GIVEN TASK:
Copy only those lines which run from the line containing "Parse this chart: output" to the end of the entries below, both inclusive, exactly as written and with no pictures.

Records contained in a dataset:
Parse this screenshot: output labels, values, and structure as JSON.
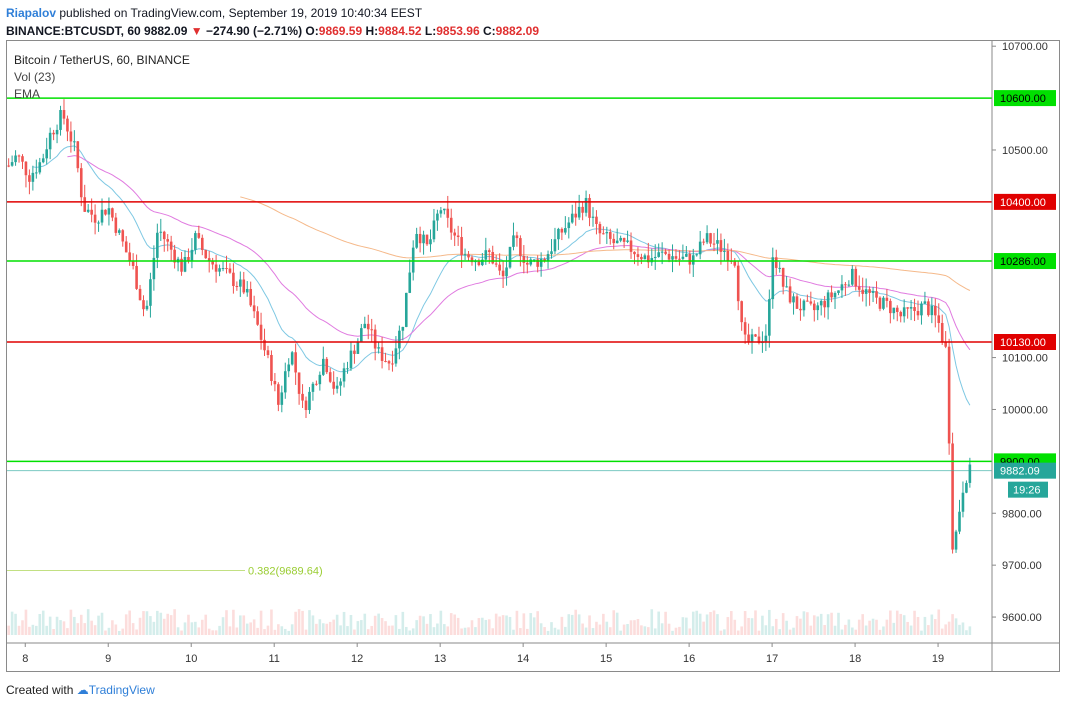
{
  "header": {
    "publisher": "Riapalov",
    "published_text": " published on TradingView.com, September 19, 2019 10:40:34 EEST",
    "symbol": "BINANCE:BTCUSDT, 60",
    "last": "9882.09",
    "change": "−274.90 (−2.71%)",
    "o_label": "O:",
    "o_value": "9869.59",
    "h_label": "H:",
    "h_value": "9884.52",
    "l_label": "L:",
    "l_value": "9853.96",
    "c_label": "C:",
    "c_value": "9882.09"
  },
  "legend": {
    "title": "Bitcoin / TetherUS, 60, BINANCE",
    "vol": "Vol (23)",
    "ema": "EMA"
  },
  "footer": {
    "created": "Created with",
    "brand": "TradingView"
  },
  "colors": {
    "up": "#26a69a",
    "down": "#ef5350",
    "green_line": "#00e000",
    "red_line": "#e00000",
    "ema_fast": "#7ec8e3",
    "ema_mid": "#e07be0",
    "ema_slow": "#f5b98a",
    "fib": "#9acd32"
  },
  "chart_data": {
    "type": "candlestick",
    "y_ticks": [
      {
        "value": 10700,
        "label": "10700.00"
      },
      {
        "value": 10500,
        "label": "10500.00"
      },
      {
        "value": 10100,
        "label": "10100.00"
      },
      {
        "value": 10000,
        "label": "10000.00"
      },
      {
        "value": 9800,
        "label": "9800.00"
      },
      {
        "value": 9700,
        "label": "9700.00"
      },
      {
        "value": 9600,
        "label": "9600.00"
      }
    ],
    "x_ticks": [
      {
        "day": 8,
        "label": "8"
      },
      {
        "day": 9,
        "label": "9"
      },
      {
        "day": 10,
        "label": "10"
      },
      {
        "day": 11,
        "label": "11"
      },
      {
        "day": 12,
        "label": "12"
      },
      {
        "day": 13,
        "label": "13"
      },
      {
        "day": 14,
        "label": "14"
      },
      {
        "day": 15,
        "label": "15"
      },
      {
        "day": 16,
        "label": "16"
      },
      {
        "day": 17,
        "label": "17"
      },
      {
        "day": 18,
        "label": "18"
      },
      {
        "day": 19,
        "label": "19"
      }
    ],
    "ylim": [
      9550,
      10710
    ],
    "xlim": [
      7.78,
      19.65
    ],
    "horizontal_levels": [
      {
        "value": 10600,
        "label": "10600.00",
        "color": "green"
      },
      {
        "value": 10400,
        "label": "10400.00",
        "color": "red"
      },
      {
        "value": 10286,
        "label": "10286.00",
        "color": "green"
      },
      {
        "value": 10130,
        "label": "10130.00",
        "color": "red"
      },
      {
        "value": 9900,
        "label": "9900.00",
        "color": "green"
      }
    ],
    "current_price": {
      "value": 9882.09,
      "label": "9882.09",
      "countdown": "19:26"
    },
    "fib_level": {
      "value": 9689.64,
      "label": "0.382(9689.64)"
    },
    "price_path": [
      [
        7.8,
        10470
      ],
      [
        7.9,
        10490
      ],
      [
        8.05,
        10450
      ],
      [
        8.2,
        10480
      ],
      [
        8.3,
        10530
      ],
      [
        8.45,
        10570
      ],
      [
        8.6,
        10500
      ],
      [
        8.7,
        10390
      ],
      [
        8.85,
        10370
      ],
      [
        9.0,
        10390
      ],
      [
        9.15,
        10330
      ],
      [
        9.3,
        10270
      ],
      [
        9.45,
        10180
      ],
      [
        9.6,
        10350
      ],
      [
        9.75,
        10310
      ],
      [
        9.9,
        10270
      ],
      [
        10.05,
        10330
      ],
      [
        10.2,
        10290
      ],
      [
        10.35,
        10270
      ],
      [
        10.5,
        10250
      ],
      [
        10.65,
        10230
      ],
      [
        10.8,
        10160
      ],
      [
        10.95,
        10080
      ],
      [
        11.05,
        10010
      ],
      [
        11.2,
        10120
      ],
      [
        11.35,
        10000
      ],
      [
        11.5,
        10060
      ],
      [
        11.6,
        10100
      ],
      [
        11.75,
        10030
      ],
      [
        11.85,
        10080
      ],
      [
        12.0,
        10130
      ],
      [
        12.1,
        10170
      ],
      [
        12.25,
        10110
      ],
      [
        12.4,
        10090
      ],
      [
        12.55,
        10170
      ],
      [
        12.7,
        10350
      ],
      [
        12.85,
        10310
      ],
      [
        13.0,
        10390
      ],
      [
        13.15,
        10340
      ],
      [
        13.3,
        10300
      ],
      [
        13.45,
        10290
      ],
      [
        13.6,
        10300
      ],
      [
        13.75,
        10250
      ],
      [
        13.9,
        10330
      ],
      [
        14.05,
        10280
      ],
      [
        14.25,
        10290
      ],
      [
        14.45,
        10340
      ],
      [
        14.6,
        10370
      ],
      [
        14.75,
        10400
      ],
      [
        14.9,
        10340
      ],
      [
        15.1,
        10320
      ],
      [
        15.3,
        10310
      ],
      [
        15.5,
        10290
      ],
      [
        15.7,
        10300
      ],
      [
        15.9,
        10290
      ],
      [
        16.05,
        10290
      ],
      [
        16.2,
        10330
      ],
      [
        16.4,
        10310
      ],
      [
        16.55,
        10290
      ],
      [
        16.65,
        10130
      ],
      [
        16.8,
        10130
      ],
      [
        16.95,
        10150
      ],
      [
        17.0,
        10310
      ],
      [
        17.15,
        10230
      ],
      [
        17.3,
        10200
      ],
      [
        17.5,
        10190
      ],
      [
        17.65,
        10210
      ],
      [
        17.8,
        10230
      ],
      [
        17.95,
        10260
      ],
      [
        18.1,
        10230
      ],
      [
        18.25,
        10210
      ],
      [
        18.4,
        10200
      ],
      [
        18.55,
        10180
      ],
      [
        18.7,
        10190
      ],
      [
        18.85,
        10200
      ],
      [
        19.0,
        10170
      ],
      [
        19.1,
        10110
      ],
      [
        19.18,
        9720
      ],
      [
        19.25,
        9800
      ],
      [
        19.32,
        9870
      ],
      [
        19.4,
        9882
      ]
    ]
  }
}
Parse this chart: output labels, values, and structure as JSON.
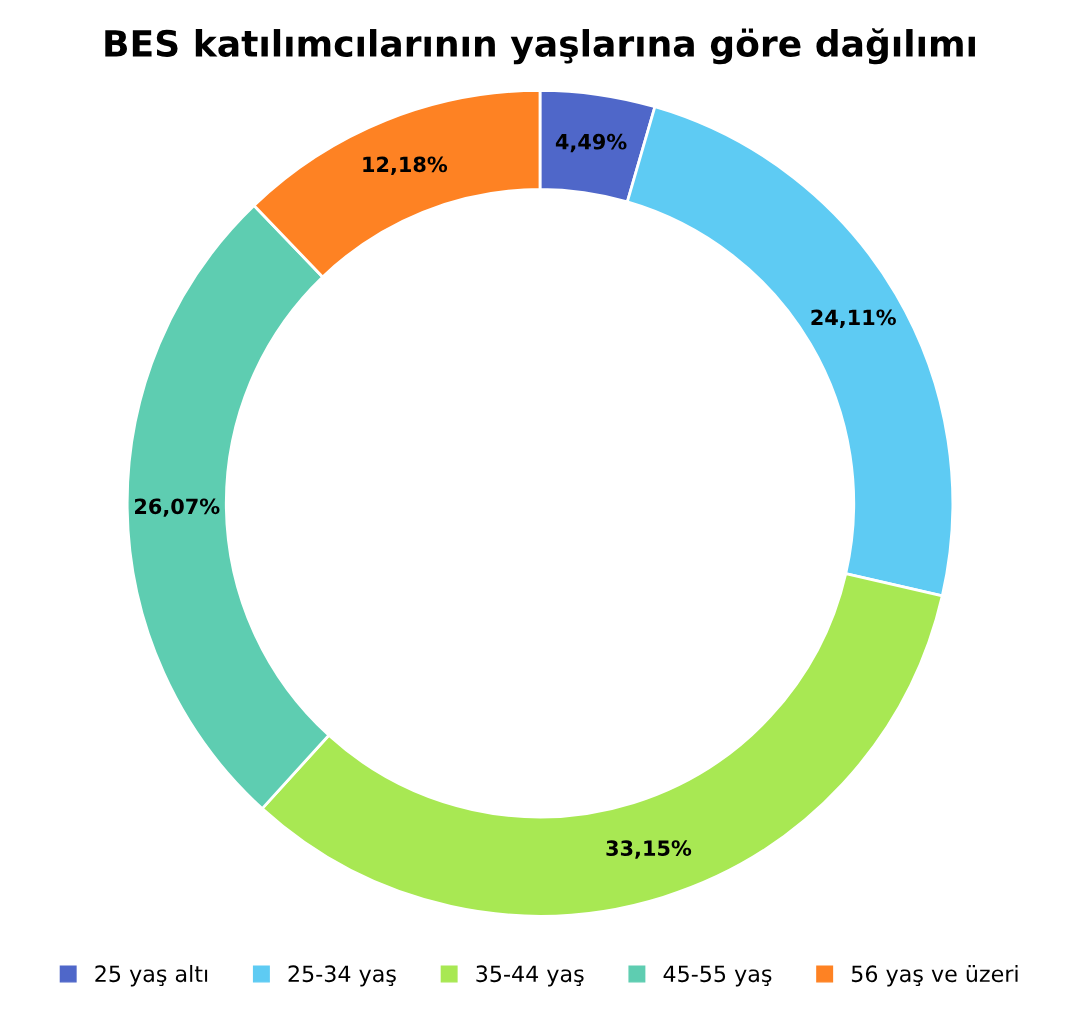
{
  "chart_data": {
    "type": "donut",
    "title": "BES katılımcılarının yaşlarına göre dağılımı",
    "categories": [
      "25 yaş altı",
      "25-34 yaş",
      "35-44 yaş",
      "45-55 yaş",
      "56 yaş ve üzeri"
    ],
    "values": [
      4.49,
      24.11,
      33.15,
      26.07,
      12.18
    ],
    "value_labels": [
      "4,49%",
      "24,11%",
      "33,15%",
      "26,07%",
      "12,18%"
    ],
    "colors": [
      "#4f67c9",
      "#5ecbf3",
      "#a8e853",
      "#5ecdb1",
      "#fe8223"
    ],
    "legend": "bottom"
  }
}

PROBLEM SOLUTION:
Parse this chart: output labels, values, and structure as JSON.
{
  "chart_data": {
    "type": "donut",
    "title": "BES katılımcılarının yaşlarına göre dağılımı",
    "categories": [
      "25 yaş altı",
      "25-34 yaş",
      "35-44 yaş",
      "45-55 yaş",
      "56 yaş ve üzeri"
    ],
    "values": [
      4.49,
      24.11,
      33.15,
      26.07,
      12.18
    ],
    "value_labels": [
      "4,49%",
      "24,11%",
      "33,15%",
      "26,07%",
      "12,18%"
    ],
    "colors": [
      "#4f67c9",
      "#5ecbf3",
      "#a8e853",
      "#5ecdb1",
      "#fe8223"
    ],
    "legend": "bottom"
  }
}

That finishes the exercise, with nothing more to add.